Task description: Take down each entry exactly as written.

Information supplied:
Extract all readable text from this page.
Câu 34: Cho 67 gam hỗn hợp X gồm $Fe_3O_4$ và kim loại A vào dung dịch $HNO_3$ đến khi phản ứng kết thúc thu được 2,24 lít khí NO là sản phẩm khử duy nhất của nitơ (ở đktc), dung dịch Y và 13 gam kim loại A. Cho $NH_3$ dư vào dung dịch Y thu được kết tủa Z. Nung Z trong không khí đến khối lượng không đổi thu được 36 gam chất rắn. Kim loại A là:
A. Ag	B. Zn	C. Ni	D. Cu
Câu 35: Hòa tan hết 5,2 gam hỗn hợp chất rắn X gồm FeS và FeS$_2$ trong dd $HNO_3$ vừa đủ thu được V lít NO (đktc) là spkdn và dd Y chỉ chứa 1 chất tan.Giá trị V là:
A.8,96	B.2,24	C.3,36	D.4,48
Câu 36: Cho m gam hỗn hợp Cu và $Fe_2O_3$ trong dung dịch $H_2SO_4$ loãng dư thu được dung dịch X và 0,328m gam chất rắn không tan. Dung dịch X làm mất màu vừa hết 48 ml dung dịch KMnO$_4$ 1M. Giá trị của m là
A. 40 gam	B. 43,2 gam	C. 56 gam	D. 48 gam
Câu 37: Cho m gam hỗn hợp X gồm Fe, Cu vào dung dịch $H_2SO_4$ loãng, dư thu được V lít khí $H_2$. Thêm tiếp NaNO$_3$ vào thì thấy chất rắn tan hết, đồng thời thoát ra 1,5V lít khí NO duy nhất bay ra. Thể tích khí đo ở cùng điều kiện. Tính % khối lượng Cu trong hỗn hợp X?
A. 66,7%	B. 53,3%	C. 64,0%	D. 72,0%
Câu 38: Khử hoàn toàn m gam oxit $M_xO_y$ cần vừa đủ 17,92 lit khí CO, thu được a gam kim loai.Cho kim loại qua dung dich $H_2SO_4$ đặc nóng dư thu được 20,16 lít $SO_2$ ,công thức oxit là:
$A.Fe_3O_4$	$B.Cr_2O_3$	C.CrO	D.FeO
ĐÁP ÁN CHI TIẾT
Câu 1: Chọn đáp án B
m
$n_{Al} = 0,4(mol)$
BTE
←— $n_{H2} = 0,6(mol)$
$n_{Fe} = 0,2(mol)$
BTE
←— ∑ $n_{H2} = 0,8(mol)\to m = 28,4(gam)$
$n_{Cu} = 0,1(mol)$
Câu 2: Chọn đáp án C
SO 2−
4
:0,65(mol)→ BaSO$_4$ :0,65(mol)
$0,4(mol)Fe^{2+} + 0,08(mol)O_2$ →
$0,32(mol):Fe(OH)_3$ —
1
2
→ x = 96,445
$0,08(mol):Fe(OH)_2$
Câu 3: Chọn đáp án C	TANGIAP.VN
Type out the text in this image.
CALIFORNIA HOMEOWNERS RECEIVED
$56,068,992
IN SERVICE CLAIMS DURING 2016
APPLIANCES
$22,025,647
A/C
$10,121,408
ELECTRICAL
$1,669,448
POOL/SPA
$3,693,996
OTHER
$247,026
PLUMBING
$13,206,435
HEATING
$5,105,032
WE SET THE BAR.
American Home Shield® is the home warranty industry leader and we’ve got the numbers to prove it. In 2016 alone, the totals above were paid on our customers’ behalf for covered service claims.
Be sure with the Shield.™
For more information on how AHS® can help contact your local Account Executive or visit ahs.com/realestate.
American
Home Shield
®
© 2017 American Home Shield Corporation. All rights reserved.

Answer:
Extract all readable text from this page.
Câu 34: Cho 67 gam hỗn hợp X gồm $Fe_3O_4$ và kim loại A vào dung dịch $HNO_3$ đến khi phản ứng kết thúc thu được 2,24 lít khí NO là sản phẩm khử duy nhất của nitơ (ở đktc), dung dịch Y và 13 gam kim loại A. Cho $NH_3$ dư vào dung dịch Y thu được kết tủa Z. Nung Z trong không khí đến khối lượng không đổi thu được 36 gam chất rắn. Kim loại A là:
A. Ag	B. Zn	C. Ni	D. Cu
Câu 35: Hòa tan hết 5,2 gam hỗn hợp chất rắn X gồm FeS và FeS$_2$ trong dd $HNO_3$ vừa đủ thu được V lít NO (đktc) là spkdn và dd Y chỉ chứa 1 chất tan.Giá trị V là:
A.8,96	B.2,24	C.3,36	D.4,48
Câu 36: Cho m gam hỗn hợp Cu và $Fe_2O_3$ trong dung dịch $H_2SO_4$ loãng dư thu được dung dịch X và 0,328m gam chất rắn không tan. Dung dịch X làm mất màu vừa hết 48 ml dung dịch KMnO$_4$ 1M. Giá trị của m là
A. 40 gam	B. 43,2 gam	C. 56 gam	D. 48 gam
Câu 37: Cho m gam hỗn hợp X gồm Fe, Cu vào dung dịch $H_2SO_4$ loãng, dư thu được V lít khí $H_2$. Thêm tiếp NaNO$_3$ vào thì thấy chất rắn tan hết, đồng thời thoát ra 1,5V lít khí NO duy nhất bay ra. Thể tích khí đo ở cùng điều kiện. Tính % khối lượng Cu trong hỗn hợp X?
A. 66,7%	B. 53,3%	C. 64,0%	D. 72,0%
Câu 38: Khử hoàn toàn m gam oxit $M_xO_y$ cần vừa đủ 17,92 lit khí CO, thu được a gam kim loai.Cho kim loại qua dung dich $H_2SO_4$ đặc nóng dư thu được 20,16 lít $SO_2$ ,công thức oxit là:
$A.Fe_3O_4$	$B.Cr_2O_3$	C.CrO	D.FeO
ĐÁP ÁN CHI TIẾT
Câu 1: Chọn đáp án B
m
$n_{Al} = 0,4(mol)$
BTE
←— $n_{H2} = 0,6(mol)$
$n_{Fe} = 0,2(mol)$
BTE
←— ∑ $n_{H2} = 0,8(mol)\to m = 28,4(gam)$
$n_{Cu} = 0,1(mol)$
Câu 2: Chọn đáp án C
SO 2−
4
:0,65(mol)→ BaSO$_4$ :0,65(mol)
$0,4(mol)Fe^{2+} + 0,08(mol)O_2$ →
$0,32(mol):Fe(OH)_3$ —
1
2
→ x = 96,445
$0,08(mol):Fe(OH)_2$
Câu 3: Chọn đáp án C	TANGIAP.VN
Type out the text in this image.
CALIFORNIA HOMEOWNERS RECEIVED
$56,068,992
IN SERVICE CLAIMS DURING 2016
APPLIANCES
$22,025,647
A/C
$10,121,408
ELECTRICAL
$1,669,448
POOL/SPA
$3,693,996
OTHER
$247,026
PLUMBING
$13,206,435
HEATING
$5,105,032
WE SET THE BAR.
American Home Shield® is the home warranty industry leader and we’ve got the numbers to prove it. In 2016 alone, the totals above were paid on our customers’ behalf for covered service claims.
Be sure with the Shield.™
For more information on how AHS® can help contact your local Account Executive or visit ahs.com/realestate.
American
Home Shield
®
© 2017 American Home Shield Corporation. All rights reserved.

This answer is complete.